* Aim of the task
Return all of the lines below exactly as they are.

* Stored data
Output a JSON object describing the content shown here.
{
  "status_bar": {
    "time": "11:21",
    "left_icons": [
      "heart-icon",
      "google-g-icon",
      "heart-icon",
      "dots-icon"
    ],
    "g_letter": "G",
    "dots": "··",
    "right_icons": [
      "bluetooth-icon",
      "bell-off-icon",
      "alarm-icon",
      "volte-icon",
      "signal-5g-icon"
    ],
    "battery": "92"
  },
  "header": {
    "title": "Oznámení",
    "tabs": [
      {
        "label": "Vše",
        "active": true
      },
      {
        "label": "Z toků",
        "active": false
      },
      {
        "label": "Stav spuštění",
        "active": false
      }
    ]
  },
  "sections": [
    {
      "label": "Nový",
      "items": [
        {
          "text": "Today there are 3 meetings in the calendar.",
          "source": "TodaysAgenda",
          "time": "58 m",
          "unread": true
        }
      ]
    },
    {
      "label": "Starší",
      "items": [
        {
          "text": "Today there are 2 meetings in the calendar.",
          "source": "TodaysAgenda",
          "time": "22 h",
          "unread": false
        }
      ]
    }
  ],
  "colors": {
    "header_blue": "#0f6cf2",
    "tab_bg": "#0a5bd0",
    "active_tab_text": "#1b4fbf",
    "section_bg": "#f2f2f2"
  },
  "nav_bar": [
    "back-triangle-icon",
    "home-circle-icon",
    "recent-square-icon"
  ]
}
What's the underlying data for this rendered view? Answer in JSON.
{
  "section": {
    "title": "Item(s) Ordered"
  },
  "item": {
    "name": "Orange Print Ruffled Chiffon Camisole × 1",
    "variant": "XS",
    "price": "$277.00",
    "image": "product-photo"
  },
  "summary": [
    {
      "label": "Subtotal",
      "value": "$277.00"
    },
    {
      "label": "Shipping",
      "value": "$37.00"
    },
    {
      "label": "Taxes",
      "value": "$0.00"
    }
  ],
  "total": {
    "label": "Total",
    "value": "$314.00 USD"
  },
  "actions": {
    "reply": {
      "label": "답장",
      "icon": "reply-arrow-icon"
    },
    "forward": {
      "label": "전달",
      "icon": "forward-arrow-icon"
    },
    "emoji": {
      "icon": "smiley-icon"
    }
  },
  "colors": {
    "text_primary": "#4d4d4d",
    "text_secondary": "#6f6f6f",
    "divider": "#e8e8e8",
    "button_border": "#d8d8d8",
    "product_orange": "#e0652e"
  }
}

* Complete answer
Output a JSON object describing the content shown here.
{
  "status_bar": {
    "time": "11:21",
    "left_icons": [
      "heart-icon",
      "google-g-icon",
      "heart-icon",
      "dots-icon"
    ],
    "g_letter": "G",
    "dots": "··",
    "right_icons": [
      "bluetooth-icon",
      "bell-off-icon",
      "alarm-icon",
      "volte-icon",
      "signal-5g-icon"
    ],
    "battery": "92"
  },
  "header": {
    "title": "Oznámení",
    "tabs": [
      {
        "label": "Vše",
        "active": true
      },
      {
        "label": "Z toků",
        "active": false
      },
      {
        "label": "Stav spuštění",
        "active": false
      }
    ]
  },
  "sections": [
    {
      "label": "Nový",
      "items": [
        {
          "text": "Today there are 3 meetings in the calendar.",
          "source": "TodaysAgenda",
          "time": "58 m",
          "unread": true
        }
      ]
    },
    {
      "label": "Starší",
      "items": [
        {
          "text": "Today there are 2 meetings in the calendar.",
          "source": "TodaysAgenda",
          "time": "22 h",
          "unread": false
        }
      ]
    }
  ],
  "colors": {
    "header_blue": "#0f6cf2",
    "tab_bg": "#0a5bd0",
    "active_tab_text": "#1b4fbf",
    "section_bg": "#f2f2f2"
  },
  "nav_bar": [
    "back-triangle-icon",
    "home-circle-icon",
    "recent-square-icon"
  ]
}
What's the underlying data for this rendered view? Answer in JSON.
{
  "section": {
    "title": "Item(s) Ordered"
  },
  "item": {
    "name": "Orange Print Ruffled Chiffon Camisole × 1",
    "variant": "XS",
    "price": "$277.00",
    "image": "product-photo"
  },
  "summary": [
    {
      "label": "Subtotal",
      "value": "$277.00"
    },
    {
      "label": "Shipping",
      "value": "$37.00"
    },
    {
      "label": "Taxes",
      "value": "$0.00"
    }
  ],
  "total": {
    "label": "Total",
    "value": "$314.00 USD"
  },
  "actions": {
    "reply": {
      "label": "답장",
      "icon": "reply-arrow-icon"
    },
    "forward": {
      "label": "전달",
      "icon": "forward-arrow-icon"
    },
    "emoji": {
      "icon": "smiley-icon"
    }
  },
  "colors": {
    "text_primary": "#4d4d4d",
    "text_secondary": "#6f6f6f",
    "divider": "#e8e8e8",
    "button_border": "#d8d8d8",
    "product_orange": "#e0652e"
  }
}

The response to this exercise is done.